What this task involves:
Pictures don't belong in the copy; print all the records exactly.

Collected data entries:
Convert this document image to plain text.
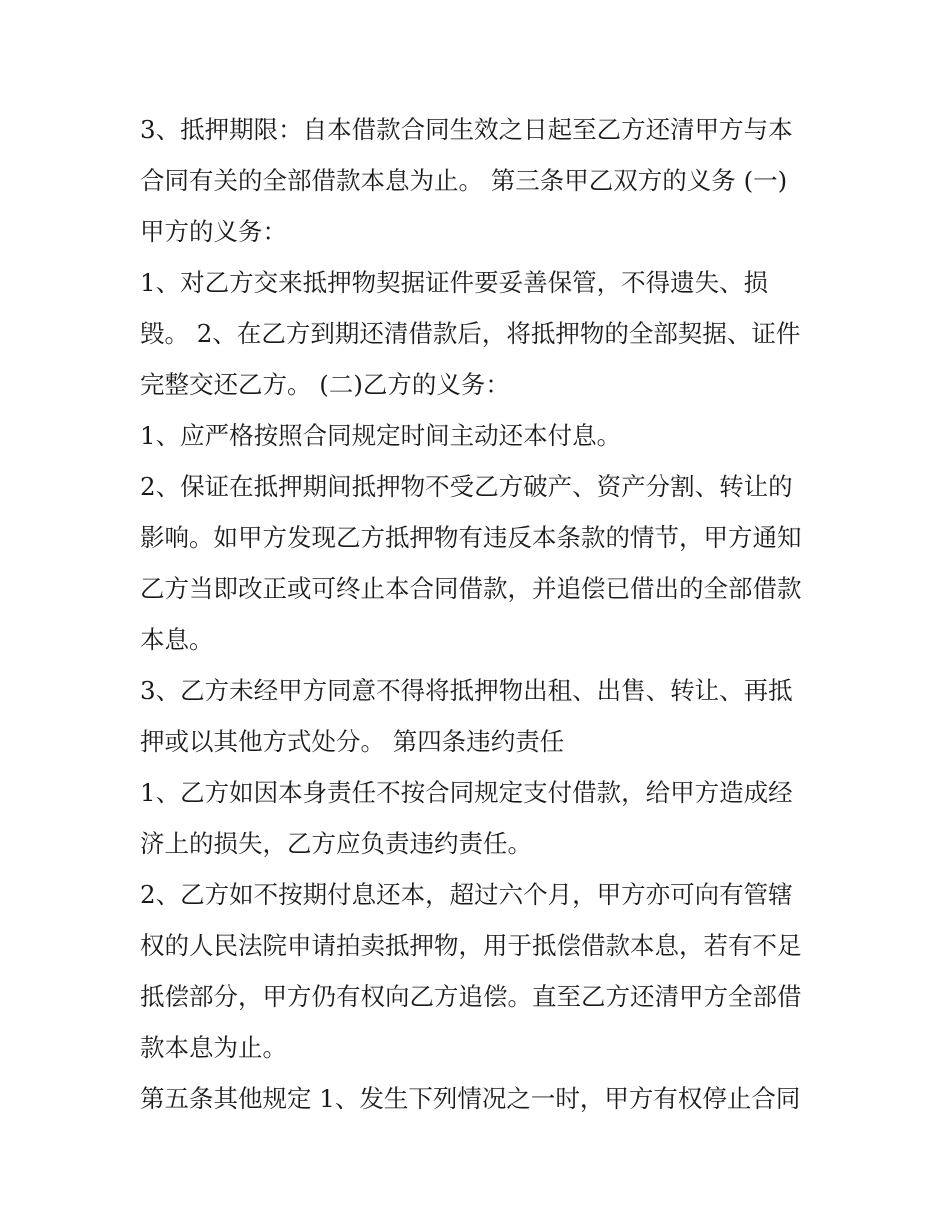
3、抵押期限：自本借款合同生效之日起至乙方还清甲方与本
合同有关的全部借款本息为止。 第三条甲乙双方的义务 (一)
甲方的义务：
1、对乙方交来抵押物契据证件要妥善保管，不得遗失、损
毁。 2、在乙方到期还清借款后，将抵押物的全部契据、证件
完整交还乙方。 (二)乙方的义务：
1、应严格按照合同规定时间主动还本付息。
2、保证在抵押期间抵押物不受乙方破产、资产分割、转让的
影响。如甲方发现乙方抵押物有违反本条款的情节，甲方通知
乙方当即改正或可终止本合同借款，并追偿已借出的全部借款
本息。
3、乙方未经甲方同意不得将抵押物出租、出售、转让、再抵
押或以其他方式处分。 第四条违约责任
1、乙方如因本身责任不按合同规定支付借款，给甲方造成经
济上的损失，乙方应负责违约责任。
2、乙方如不按期付息还本，超过六个月，甲方亦可向有管辖
权的人民法院申请拍卖抵押物，用于抵偿借款本息，若有不足
抵偿部分，甲方仍有权向乙方追偿。直至乙方还清甲方全部借
款本息为止。
第五条其他规定 1、发生下列情况之一时，甲方有权停止合同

Solution to the exercise:
Convert this document image to plain text.
3、抵押期限：自本借款合同生效之日起至乙方还清甲方与本
合同有关的全部借款本息为止。 第三条甲乙双方的义务 (一)
甲方的义务：
1、对乙方交来抵押物契据证件要妥善保管，不得遗失、损
毁。 2、在乙方到期还清借款后，将抵押物的全部契据、证件
完整交还乙方。 (二)乙方的义务：
1、应严格按照合同规定时间主动还本付息。
2、保证在抵押期间抵押物不受乙方破产、资产分割、转让的
影响。如甲方发现乙方抵押物有违反本条款的情节，甲方通知
乙方当即改正或可终止本合同借款，并追偿已借出的全部借款
本息。
3、乙方未经甲方同意不得将抵押物出租、出售、转让、再抵
押或以其他方式处分。 第四条违约责任
1、乙方如因本身责任不按合同规定支付借款，给甲方造成经
济上的损失，乙方应负责违约责任。
2、乙方如不按期付息还本，超过六个月，甲方亦可向有管辖
权的人民法院申请拍卖抵押物，用于抵偿借款本息，若有不足
抵偿部分，甲方仍有权向乙方追偿。直至乙方还清甲方全部借
款本息为止。
第五条其他规定 1、发生下列情况之一时，甲方有权停止合同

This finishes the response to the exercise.